- WORK TO DO: Restate the listing below word for word, omitting any images.
━━━ SUPPLIED RECORDS
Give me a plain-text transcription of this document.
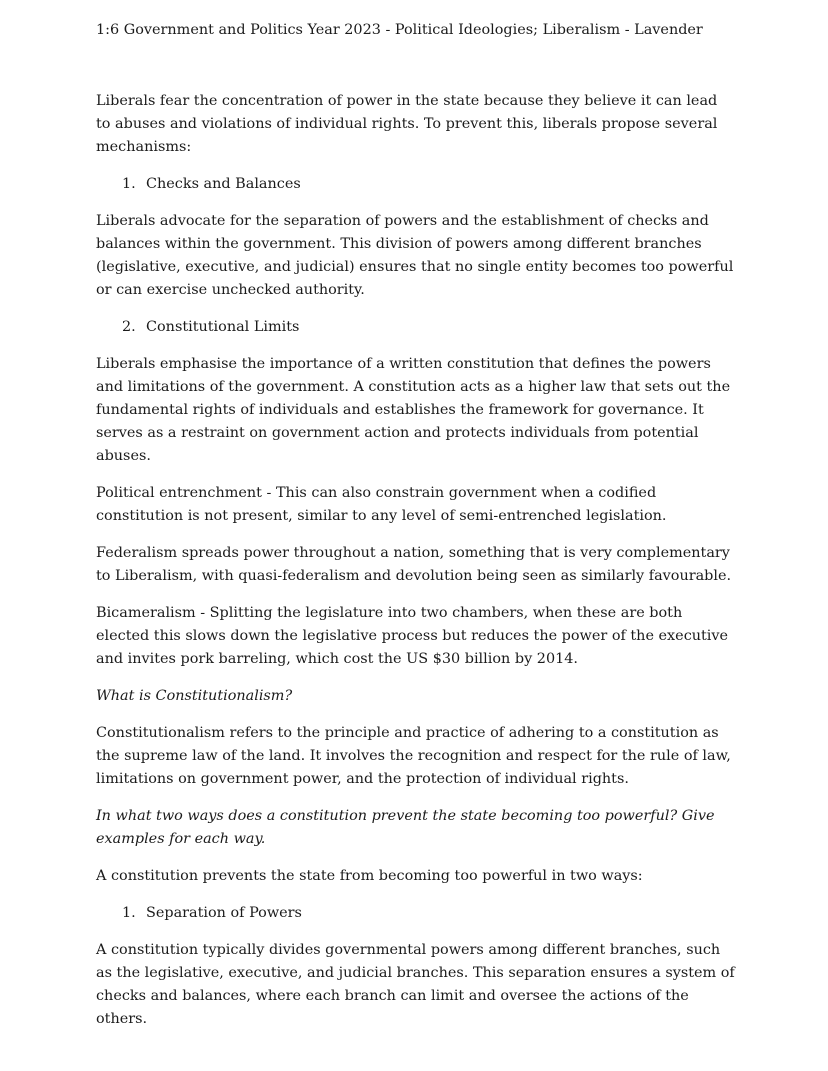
1:6 Government and Politics Year 2023 - Political Ideologies; Liberalism - Lavender

Liberals fear the concentration of power in the state because they believe it can lead to abuses and violations of individual rights. To prevent this, liberals propose several mechanisms:

1. Checks and Balances

Liberals advocate for the separation of powers and the establishment of checks and balances within the government. This division of powers among different branches (legislative, executive, and judicial) ensures that no single entity becomes too powerful or can exercise unchecked authority.

2. Constitutional Limits

Liberals emphasise the importance of a written constitution that defines the powers and limitations of the government. A constitution acts as a higher law that sets out the fundamental rights of individuals and establishes the framework for governance. It serves as a restraint on government action and protects individuals from potential abuses.

Political entrenchment - This can also constrain government when a codified constitution is not present, similar to any level of semi-entrenched legislation.

Federalism spreads power throughout a nation, something that is very complementary to Liberalism, with quasi-federalism and devolution being seen as similarly favourable.

Bicameralism - Splitting the legislature into two chambers, when these are both elected this slows down the legislative process but reduces the power of the executive and invites pork barreling, which cost the US $30 billion by 2014.

What is Constitutionalism?

Constitutionalism refers to the principle and practice of adhering to a constitution as the supreme law of the land. It involves the recognition and respect for the rule of law, limitations on government power, and the protection of individual rights.

In what two ways does a constitution prevent the state becoming too powerful? Give examples for each way.

A constitution prevents the state from becoming too powerful in two ways:

1. Separation of Powers

A constitution typically divides governmental powers among different branches, such as the legislative, executive, and judicial branches. This separation ensures a system of checks and balances, where each branch can limit and oversee the actions of the others.
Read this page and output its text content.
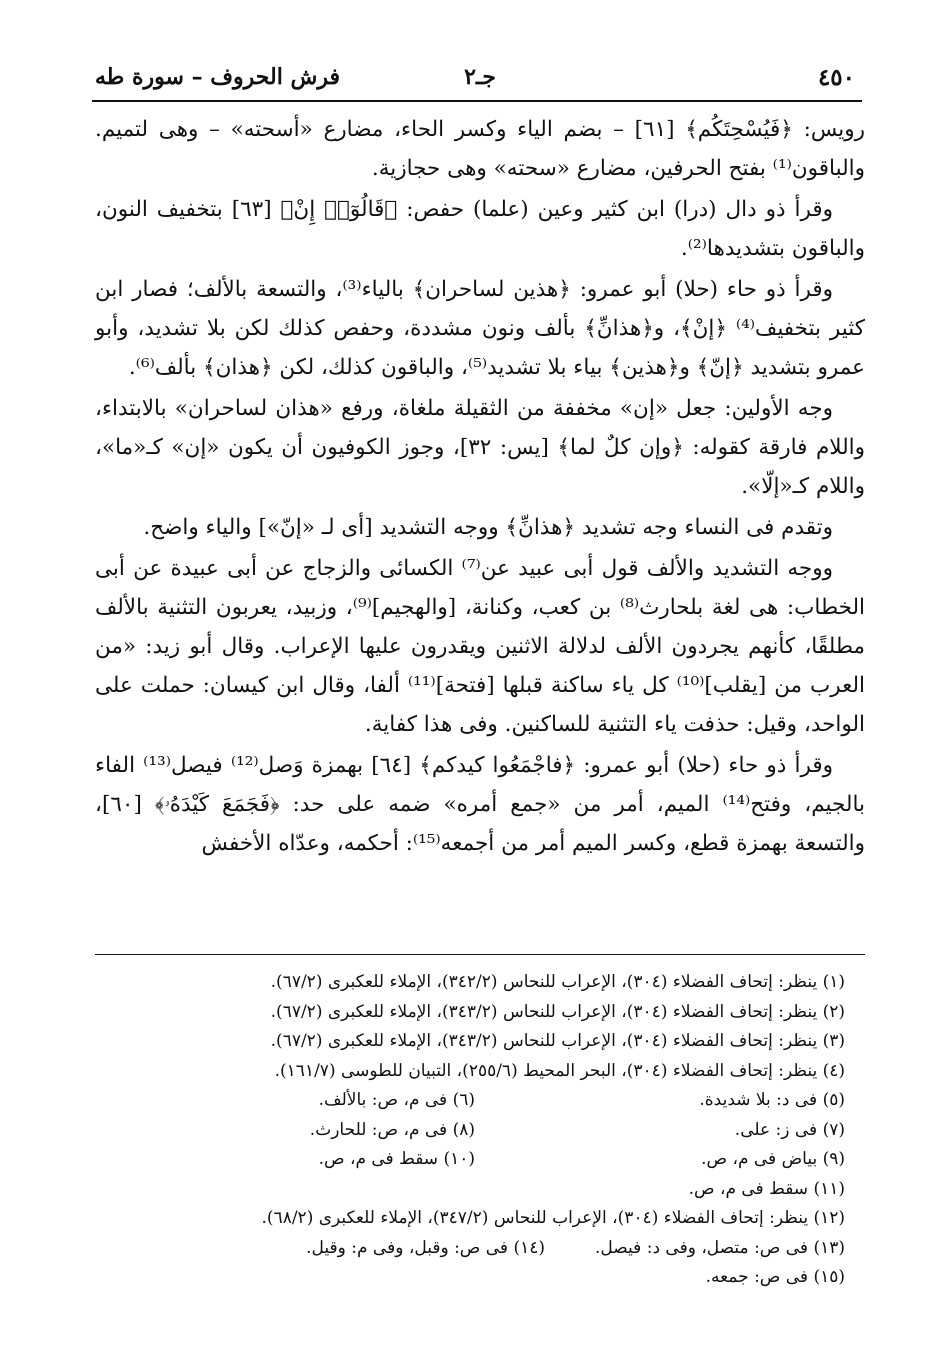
٤٥٠
جـ٢
فرش الحروف – سورة طه

رويس: ﴿فَيُسْحِتَكُم﴾ [٦١] – بضم الياء وكسر الحاء، مضارع «أسحته» – وهى لتميم. والباقون⁽¹⁾ بفتح الحرفين، مضارع «سحته» وهى حجازية.

وقرأ ذو دال (درا) ابن كثير وعين (علما) حفص: ﴿قَالُوٓا۟ إِنْ﴾ [٦٣] بتخفيف النون، والباقون بتشديدها⁽²⁾.

وقرأ ذو حاء (حلا) أبو عمرو: ﴿هذين لساحران﴾ بالياء⁽³⁾، والتسعة بالألف؛ فصار ابن كثير بتخفيف⁽⁴⁾ ﴿إنْ﴾، و﴿هذانِّ﴾ بألف ونون مشددة، وحفص كذلك لكن بلا تشديد، وأبو عمرو بتشديد ﴿إنّ﴾ و﴿هذين﴾ بياء بلا تشديد⁽⁵⁾، والباقون كذلك، لكن ﴿هذان﴾ بألف⁽⁶⁾.

وجه الأولين: جعل «إن» مخففة من الثقيلة ملغاة، ورفع «هذان لساحران» بالابتداء، واللام فارقة كقوله: ﴿وإن كلٌ لما﴾ [يس: ٣٢]، وجوز الكوفيون أن يكون «إن» كـ«ما»، واللام كـ«إلّا».

وتقدم فى النساء وجه تشديد ﴿هذانِّ﴾ ووجه التشديد [أى لـ «إنّ»] والياء واضح.

ووجه التشديد والألف قول أبى عبيد عن⁽⁷⁾ الكسائى والزجاج عن أبى عبيدة عن أبى الخطاب: هى لغة بلحارث⁽⁸⁾ بن كعب، وكنانة، [والهجيم]⁽⁹⁾، وزبيد، يعربون التثنية بالألف مطلقًا، كأنهم يجردون الألف لدلالة الاثنين ويقدرون عليها الإعراب. وقال أبو زيد: «من العرب من [يقلب]⁽¹⁰⁾ كل ياء ساكنة قبلها [فتحة]⁽¹¹⁾ ألفا، وقال ابن كيسان: حملت على الواحد، وقيل: حذفت ياء التثنية للساكنين. وفى هذا كفاية.

وقرأ ذو حاء (حلا) أبو عمرو: ﴿فاجْمَعُوا كيدكم﴾ [٦٤] بهمزة وَصل⁽¹²⁾ فيصل⁽¹³⁾ الفاء بالجيم، وفتح⁽¹⁴⁾ الميم، أمر من «جمع أمره» ضمه على حد: ﴿فَجَمَعَ كَيْدَهُۥ﴾ [٦٠]، والتسعة بهمزة قطع، وكسر الميم أمر من أجمعه⁽¹⁵⁾: أحكمه، وعدّاه الأخفش

(١) ينظر: إتحاف الفضلاء (٣٠٤)، الإعراب للنحاس (٣٤٢/٢)، الإملاء للعكبرى (٦٧/٢).
(٢) ينظر: إتحاف الفضلاء (٣٠٤)، الإعراب للنحاس (٣٤٣/٢)، الإملاء للعكبرى (٦٧/٢).
(٣) ينظر: إتحاف الفضلاء (٣٠٤)، الإعراب للنحاس (٣٤٣/٢)، الإملاء للعكبرى (٦٧/٢).
(٤) ينظر: إتحاف الفضلاء (٣٠٤)، البحر المحيط (٢٥٥/٦)، التبيان للطوسى (١٦١/٧).
(٥) فى د: بلا شديدة.
(٦) فى م، ص: بالألف.
(٧) فى ز: على.
(٨) فى م، ص: للحارث.
(٩) بياض فى م، ص.
(١٠) سقط فى م، ص.
(١١) سقط فى م، ص.
(١٢) ينظر: إتحاف الفضلاء (٣٠٤)، الإعراب للنحاس (٣٤٧/٢)، الإملاء للعكبرى (٦٨/٢).
(١٣) فى ص: متصل، وفى د: فيصل.
(١٤) فى ص: وقبل، وفى م: وقيل.
(١٥) فى ص: جمعه.
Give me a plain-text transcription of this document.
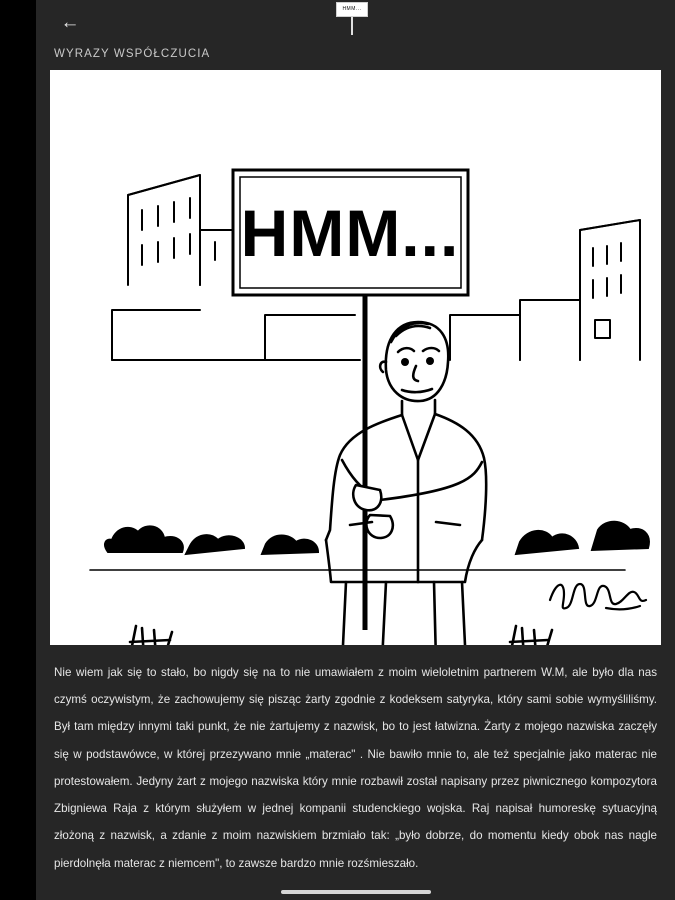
←
HMM...
WYRAZY WSPÓŁCZUCIA
HMM...

Nie wiem jak się to stało, bo nigdy się na to nie umawiałem z moim wieloletnim partnerem W.M, ale było dla nas czymś oczywistym, że zachowujemy się pisząc żarty zgodnie z kodeksem satyryka, który sami sobie wymyśliliśmy. Był tam między innymi taki punkt, że nie żartujemy z nazwisk, bo to jest łatwizna. Żarty z mojego nazwiska zaczęły się w podstawówce, w której przezywano mnie „materac" . Nie bawiło mnie to, ale też specjalnie jako materac nie protestowałem. Jedyny żart z mojego nazwiska który mnie rozbawił został napisany przez piwnicznego kompozytora Zbigniewa Raja z którym służyłem w jednej kompanii studenckiego wojska. Raj napisał humoreskę sytuacyjną złożoną z nazwisk, a zdanie z moim nazwiskiem brzmiało tak: „było dobrze, do momentu kiedy obok nas nagle pierdolnęła materac z niemcem", to zawsze bardzo mnie rozśmieszało.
━━━━━━
- RESPONSE:
Give me a plain-text transcription of this document.
1:6 Government and Politics Year 2023 - Political Ideologies; Liberalism - Lavender

Liberals fear the concentration of power in the state because they believe it can lead to abuses and violations of individual rights. To prevent this, liberals propose several mechanisms:

1. Checks and Balances

Liberals advocate for the separation of powers and the establishment of checks and balances within the government. This division of powers among different branches (legislative, executive, and judicial) ensures that no single entity becomes too powerful or can exercise unchecked authority.

2. Constitutional Limits

Liberals emphasise the importance of a written constitution that defines the powers and limitations of the government. A constitution acts as a higher law that sets out the fundamental rights of individuals and establishes the framework for governance. It serves as a restraint on government action and protects individuals from potential abuses.

Political entrenchment - This can also constrain government when a codified constitution is not present, similar to any level of semi-entrenched legislation.

Federalism spreads power throughout a nation, something that is very complementary to Liberalism, with quasi-federalism and devolution being seen as similarly favourable.

Bicameralism - Splitting the legislature into two chambers, when these are both elected this slows down the legislative process but reduces the power of the executive and invites pork barreling, which cost the US $30 billion by 2014.

What is Constitutionalism?

Constitutionalism refers to the principle and practice of adhering to a constitution as the supreme law of the land. It involves the recognition and respect for the rule of law, limitations on government power, and the protection of individual rights.

In what two ways does a constitution prevent the state becoming too powerful? Give examples for each way.

A constitution prevents the state from becoming too powerful in two ways:

1. Separation of Powers

A constitution typically divides governmental powers among different branches, such as the legislative, executive, and judicial branches. This separation ensures a system of checks and balances, where each branch can limit and oversee the actions of the others.
Read this page and output its text content.
٤٥٠
جـ٢
فرش الحروف – سورة طه

رويس: ﴿فَيُسْحِتَكُم﴾ [٦١] – بضم الياء وكسر الحاء، مضارع «أسحته» – وهى لتميم. والباقون⁽¹⁾ بفتح الحرفين، مضارع «سحته» وهى حجازية.

وقرأ ذو دال (درا) ابن كثير وعين (علما) حفص: ﴿قَالُوٓا۟ إِنْ﴾ [٦٣] بتخفيف النون، والباقون بتشديدها⁽²⁾.

وقرأ ذو حاء (حلا) أبو عمرو: ﴿هذين لساحران﴾ بالياء⁽³⁾، والتسعة بالألف؛ فصار ابن كثير بتخفيف⁽⁴⁾ ﴿إنْ﴾، و﴿هذانِّ﴾ بألف ونون مشددة، وحفص كذلك لكن بلا تشديد، وأبو عمرو بتشديد ﴿إنّ﴾ و﴿هذين﴾ بياء بلا تشديد⁽⁵⁾، والباقون كذلك، لكن ﴿هذان﴾ بألف⁽⁶⁾.

وجه الأولين: جعل «إن» مخففة من الثقيلة ملغاة، ورفع «هذان لساحران» بالابتداء، واللام فارقة كقوله: ﴿وإن كلٌ لما﴾ [يس: ٣٢]، وجوز الكوفيون أن يكون «إن» كـ«ما»، واللام كـ«إلّا».

وتقدم فى النساء وجه تشديد ﴿هذانِّ﴾ ووجه التشديد [أى لـ «إنّ»] والياء واضح.

ووجه التشديد والألف قول أبى عبيد عن⁽⁷⁾ الكسائى والزجاج عن أبى عبيدة عن أبى الخطاب: هى لغة بلحارث⁽⁸⁾ بن كعب، وكنانة، [والهجيم]⁽⁹⁾، وزبيد، يعربون التثنية بالألف مطلقًا، كأنهم يجردون الألف لدلالة الاثنين ويقدرون عليها الإعراب. وقال أبو زيد: «من العرب من [يقلب]⁽¹⁰⁾ كل ياء ساكنة قبلها [فتحة]⁽¹¹⁾ ألفا، وقال ابن كيسان: حملت على الواحد، وقيل: حذفت ياء التثنية للساكنين. وفى هذا كفاية.

وقرأ ذو حاء (حلا) أبو عمرو: ﴿فاجْمَعُوا كيدكم﴾ [٦٤] بهمزة وَصل⁽¹²⁾ فيصل⁽¹³⁾ الفاء بالجيم، وفتح⁽¹⁴⁾ الميم، أمر من «جمع أمره» ضمه على حد: ﴿فَجَمَعَ كَيْدَهُۥ﴾ [٦٠]، والتسعة بهمزة قطع، وكسر الميم أمر من أجمعه⁽¹⁵⁾: أحكمه، وعدّاه الأخفش

(١) ينظر: إتحاف الفضلاء (٣٠٤)، الإعراب للنحاس (٣٤٢/٢)، الإملاء للعكبرى (٦٧/٢).
(٢) ينظر: إتحاف الفضلاء (٣٠٤)، الإعراب للنحاس (٣٤٣/٢)، الإملاء للعكبرى (٦٧/٢).
(٣) ينظر: إتحاف الفضلاء (٣٠٤)، الإعراب للنحاس (٣٤٣/٢)، الإملاء للعكبرى (٦٧/٢).
(٤) ينظر: إتحاف الفضلاء (٣٠٤)، البحر المحيط (٢٥٥/٦)، التبيان للطوسى (١٦١/٧).
(٥) فى د: بلا شديدة.
(٦) فى م، ص: بالألف.
(٧) فى ز: على.
(٨) فى م، ص: للحارث.
(٩) بياض فى م، ص.
(١٠) سقط فى م، ص.
(١١) سقط فى م، ص.
(١٢) ينظر: إتحاف الفضلاء (٣٠٤)، الإعراب للنحاس (٣٤٧/٢)، الإملاء للعكبرى (٦٨/٢).
(١٣) فى ص: متصل، وفى د: فيصل.
(١٤) فى ص: وقبل، وفى م: وقيل.
(١٥) فى ص: جمعه.
Give me a plain-text transcription of this document.
←
HMM...
WYRAZY WSPÓŁCZUCIA
HMM...

Nie wiem jak się to stało, bo nigdy się na to nie umawiałem z moim wieloletnim partnerem W.M, ale było dla nas czymś oczywistym, że zachowujemy się pisząc żarty zgodnie z kodeksem satyryka, który sami sobie wymyśliliśmy. Był tam między innymi taki punkt, że nie żartujemy z nazwisk, bo to jest łatwizna. Żarty z mojego nazwiska zaczęły się w podstawówce, w której przezywano mnie „materac" . Nie bawiło mnie to, ale też specjalnie jako materac nie protestowałem. Jedyny żart z mojego nazwiska który mnie rozbawił został napisany przez piwnicznego kompozytora Zbigniewa Raja z którym służyłem w jednej kompanii studenckiego wojska. Raj napisał humoreskę sytuacyjną złożoną z nazwisk, a zdanie z moim nazwiskiem brzmiało tak: „było dobrze, do momentu kiedy obok nas nagle pierdolnęła materac z niemcem", to zawsze bardzo mnie rozśmieszało.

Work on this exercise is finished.